**SET EXERCISE:**
Write out the material again word for word, dropping any images it holds.

─── RECORDS ───

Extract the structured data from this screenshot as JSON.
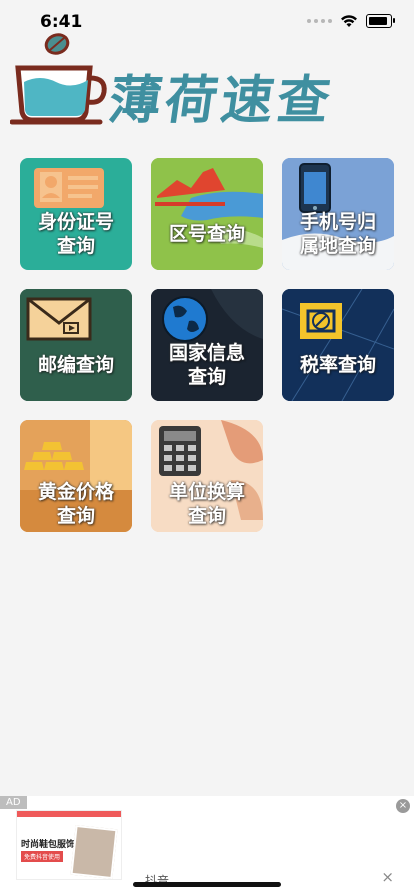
{
  "status_bar": {
    "time": "6:41"
  },
  "app": {
    "title": "薄荷速查"
  },
  "tiles": [
    {
      "label_lines": [
        "身份证号",
        "查询"
      ],
      "icon": "id-card-icon"
    },
    {
      "label_lines": [
        "区号查询"
      ],
      "icon": "map-icon"
    },
    {
      "label_lines": [
        "手机号归",
        "属地查询"
      ],
      "icon": "phone-icon"
    },
    {
      "label_lines": [
        "邮编查询"
      ],
      "icon": "envelope-icon"
    },
    {
      "label_lines": [
        "国家信息",
        "查询"
      ],
      "icon": "globe-icon"
    },
    {
      "label_lines": [
        "税率查询"
      ],
      "icon": "recycle-icon"
    },
    {
      "label_lines": [
        "黄金价格",
        "查询"
      ],
      "icon": "gold-bars-icon"
    },
    {
      "label_lines": [
        "单位换算",
        "查询"
      ],
      "icon": "calculator-icon"
    }
  ],
  "ad": {
    "badge": "AD",
    "close": "×",
    "thumb_title": "时尚鞋包服饰",
    "thumb_sub": "免费抖音使用",
    "app_name": "抖音",
    "dismiss": "×"
  },
  "colors": {
    "title": "#3f8fa0",
    "tile_id": "#2bae99",
    "tile_area": "#8fc24a",
    "tile_phone": "#7ba2d6",
    "tile_post": "#2f5f4c",
    "tile_country": "#1b2430",
    "tile_tax": "#12305a",
    "tile_gold": "#e4a25a",
    "tile_unit": "#f2cdae"
  }
}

───

**CORRECT RESPONSE:**
Extract the structured data from this screenshot as JSON.
{
  "status_bar": {
    "time": "6:41"
  },
  "app": {
    "title": "薄荷速查"
  },
  "tiles": [
    {
      "label_lines": [
        "身份证号",
        "查询"
      ],
      "icon": "id-card-icon"
    },
    {
      "label_lines": [
        "区号查询"
      ],
      "icon": "map-icon"
    },
    {
      "label_lines": [
        "手机号归",
        "属地查询"
      ],
      "icon": "phone-icon"
    },
    {
      "label_lines": [
        "邮编查询"
      ],
      "icon": "envelope-icon"
    },
    {
      "label_lines": [
        "国家信息",
        "查询"
      ],
      "icon": "globe-icon"
    },
    {
      "label_lines": [
        "税率查询"
      ],
      "icon": "recycle-icon"
    },
    {
      "label_lines": [
        "黄金价格",
        "查询"
      ],
      "icon": "gold-bars-icon"
    },
    {
      "label_lines": [
        "单位换算",
        "查询"
      ],
      "icon": "calculator-icon"
    }
  ],
  "ad": {
    "badge": "AD",
    "close": "×",
    "thumb_title": "时尚鞋包服饰",
    "thumb_sub": "免费抖音使用",
    "app_name": "抖音",
    "dismiss": "×"
  },
  "colors": {
    "title": "#3f8fa0",
    "tile_id": "#2bae99",
    "tile_area": "#8fc24a",
    "tile_phone": "#7ba2d6",
    "tile_post": "#2f5f4c",
    "tile_country": "#1b2430",
    "tile_tax": "#12305a",
    "tile_gold": "#e4a25a",
    "tile_unit": "#f2cdae"
  }
}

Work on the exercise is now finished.